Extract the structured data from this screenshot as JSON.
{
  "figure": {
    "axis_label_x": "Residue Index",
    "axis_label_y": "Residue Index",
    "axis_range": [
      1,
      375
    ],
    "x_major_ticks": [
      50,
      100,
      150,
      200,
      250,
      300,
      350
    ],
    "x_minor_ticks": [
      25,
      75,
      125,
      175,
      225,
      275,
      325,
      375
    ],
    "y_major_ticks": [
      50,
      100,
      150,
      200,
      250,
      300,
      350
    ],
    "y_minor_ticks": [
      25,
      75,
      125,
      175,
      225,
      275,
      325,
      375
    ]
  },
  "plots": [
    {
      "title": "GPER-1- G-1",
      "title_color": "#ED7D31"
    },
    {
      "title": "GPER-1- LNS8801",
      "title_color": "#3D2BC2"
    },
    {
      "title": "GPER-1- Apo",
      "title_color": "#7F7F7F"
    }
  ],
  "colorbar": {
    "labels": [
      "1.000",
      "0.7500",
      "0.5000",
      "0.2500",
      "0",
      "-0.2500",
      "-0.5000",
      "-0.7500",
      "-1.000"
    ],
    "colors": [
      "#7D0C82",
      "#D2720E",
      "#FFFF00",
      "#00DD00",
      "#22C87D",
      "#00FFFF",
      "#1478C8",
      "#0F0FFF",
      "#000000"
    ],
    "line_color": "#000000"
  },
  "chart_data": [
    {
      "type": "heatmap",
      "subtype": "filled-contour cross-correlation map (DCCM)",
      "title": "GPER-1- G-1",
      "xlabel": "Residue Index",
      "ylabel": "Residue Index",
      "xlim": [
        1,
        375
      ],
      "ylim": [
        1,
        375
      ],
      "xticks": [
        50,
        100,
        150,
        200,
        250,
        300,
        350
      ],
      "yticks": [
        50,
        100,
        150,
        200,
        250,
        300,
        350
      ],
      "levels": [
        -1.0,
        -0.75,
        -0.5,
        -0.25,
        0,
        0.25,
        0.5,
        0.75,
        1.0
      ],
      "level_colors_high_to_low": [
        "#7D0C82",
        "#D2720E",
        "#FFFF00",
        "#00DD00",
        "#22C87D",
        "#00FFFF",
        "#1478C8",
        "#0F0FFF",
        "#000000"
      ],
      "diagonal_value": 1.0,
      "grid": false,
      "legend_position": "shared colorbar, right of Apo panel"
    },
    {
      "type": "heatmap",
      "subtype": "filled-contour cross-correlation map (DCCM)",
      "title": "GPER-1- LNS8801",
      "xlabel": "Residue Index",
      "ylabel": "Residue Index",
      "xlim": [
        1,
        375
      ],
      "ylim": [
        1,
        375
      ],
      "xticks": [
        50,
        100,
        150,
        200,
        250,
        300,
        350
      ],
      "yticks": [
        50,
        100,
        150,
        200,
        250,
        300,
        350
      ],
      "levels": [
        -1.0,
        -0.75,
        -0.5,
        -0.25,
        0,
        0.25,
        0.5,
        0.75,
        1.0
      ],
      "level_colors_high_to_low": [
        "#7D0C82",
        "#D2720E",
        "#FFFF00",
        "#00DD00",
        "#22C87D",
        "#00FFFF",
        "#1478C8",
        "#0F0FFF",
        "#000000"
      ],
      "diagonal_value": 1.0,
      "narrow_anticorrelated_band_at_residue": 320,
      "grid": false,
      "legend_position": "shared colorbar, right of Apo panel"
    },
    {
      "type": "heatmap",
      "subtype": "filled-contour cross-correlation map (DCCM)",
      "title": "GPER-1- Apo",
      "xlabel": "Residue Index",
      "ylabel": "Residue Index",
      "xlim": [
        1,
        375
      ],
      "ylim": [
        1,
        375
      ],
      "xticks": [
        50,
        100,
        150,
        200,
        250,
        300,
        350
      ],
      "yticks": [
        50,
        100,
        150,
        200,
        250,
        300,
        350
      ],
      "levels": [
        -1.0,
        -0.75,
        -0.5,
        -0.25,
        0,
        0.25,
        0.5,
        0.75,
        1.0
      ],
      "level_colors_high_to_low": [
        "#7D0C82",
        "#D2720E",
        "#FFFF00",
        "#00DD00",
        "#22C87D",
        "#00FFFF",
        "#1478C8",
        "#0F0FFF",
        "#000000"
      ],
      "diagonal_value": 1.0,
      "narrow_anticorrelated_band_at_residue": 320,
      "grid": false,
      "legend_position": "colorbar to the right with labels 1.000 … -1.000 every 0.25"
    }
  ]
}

+---+

Directive — Every entry should be output exactly as written, please.

Full response —
Extract the structured data from this screenshot as JSON.
{
  "figure": {
    "axis_label_x": "Residue Index",
    "axis_label_y": "Residue Index",
    "axis_range": [
      1,
      375
    ],
    "x_major_ticks": [
      50,
      100,
      150,
      200,
      250,
      300,
      350
    ],
    "x_minor_ticks": [
      25,
      75,
      125,
      175,
      225,
      275,
      325,
      375
    ],
    "y_major_ticks": [
      50,
      100,
      150,
      200,
      250,
      300,
      350
    ],
    "y_minor_ticks": [
      25,
      75,
      125,
      175,
      225,
      275,
      325,
      375
    ]
  },
  "plots": [
    {
      "title": "GPER-1- G-1",
      "title_color": "#ED7D31"
    },
    {
      "title": "GPER-1- LNS8801",
      "title_color": "#3D2BC2"
    },
    {
      "title": "GPER-1- Apo",
      "title_color": "#7F7F7F"
    }
  ],
  "colorbar": {
    "labels": [
      "1.000",
      "0.7500",
      "0.5000",
      "0.2500",
      "0",
      "-0.2500",
      "-0.5000",
      "-0.7500",
      "-1.000"
    ],
    "colors": [
      "#7D0C82",
      "#D2720E",
      "#FFFF00",
      "#00DD00",
      "#22C87D",
      "#00FFFF",
      "#1478C8",
      "#0F0FFF",
      "#000000"
    ],
    "line_color": "#000000"
  },
  "chart_data": [
    {
      "type": "heatmap",
      "subtype": "filled-contour cross-correlation map (DCCM)",
      "title": "GPER-1- G-1",
      "xlabel": "Residue Index",
      "ylabel": "Residue Index",
      "xlim": [
        1,
        375
      ],
      "ylim": [
        1,
        375
      ],
      "xticks": [
        50,
        100,
        150,
        200,
        250,
        300,
        350
      ],
      "yticks": [
        50,
        100,
        150,
        200,
        250,
        300,
        350
      ],
      "levels": [
        -1.0,
        -0.75,
        -0.5,
        -0.25,
        0,
        0.25,
        0.5,
        0.75,
        1.0
      ],
      "level_colors_high_to_low": [
        "#7D0C82",
        "#D2720E",
        "#FFFF00",
        "#00DD00",
        "#22C87D",
        "#00FFFF",
        "#1478C8",
        "#0F0FFF",
        "#000000"
      ],
      "diagonal_value": 1.0,
      "grid": false,
      "legend_position": "shared colorbar, right of Apo panel"
    },
    {
      "type": "heatmap",
      "subtype": "filled-contour cross-correlation map (DCCM)",
      "title": "GPER-1- LNS8801",
      "xlabel": "Residue Index",
      "ylabel": "Residue Index",
      "xlim": [
        1,
        375
      ],
      "ylim": [
        1,
        375
      ],
      "xticks": [
        50,
        100,
        150,
        200,
        250,
        300,
        350
      ],
      "yticks": [
        50,
        100,
        150,
        200,
        250,
        300,
        350
      ],
      "levels": [
        -1.0,
        -0.75,
        -0.5,
        -0.25,
        0,
        0.25,
        0.5,
        0.75,
        1.0
      ],
      "level_colors_high_to_low": [
        "#7D0C82",
        "#D2720E",
        "#FFFF00",
        "#00DD00",
        "#22C87D",
        "#00FFFF",
        "#1478C8",
        "#0F0FFF",
        "#000000"
      ],
      "diagonal_value": 1.0,
      "narrow_anticorrelated_band_at_residue": 320,
      "grid": false,
      "legend_position": "shared colorbar, right of Apo panel"
    },
    {
      "type": "heatmap",
      "subtype": "filled-contour cross-correlation map (DCCM)",
      "title": "GPER-1- Apo",
      "xlabel": "Residue Index",
      "ylabel": "Residue Index",
      "xlim": [
        1,
        375
      ],
      "ylim": [
        1,
        375
      ],
      "xticks": [
        50,
        100,
        150,
        200,
        250,
        300,
        350
      ],
      "yticks": [
        50,
        100,
        150,
        200,
        250,
        300,
        350
      ],
      "levels": [
        -1.0,
        -0.75,
        -0.5,
        -0.25,
        0,
        0.25,
        0.5,
        0.75,
        1.0
      ],
      "level_colors_high_to_low": [
        "#7D0C82",
        "#D2720E",
        "#FFFF00",
        "#00DD00",
        "#22C87D",
        "#00FFFF",
        "#1478C8",
        "#0F0FFF",
        "#000000"
      ],
      "diagonal_value": 1.0,
      "narrow_anticorrelated_band_at_residue": 320,
      "grid": false,
      "legend_position": "colorbar to the right with labels 1.000 … -1.000 every 0.25"
    }
  ]
}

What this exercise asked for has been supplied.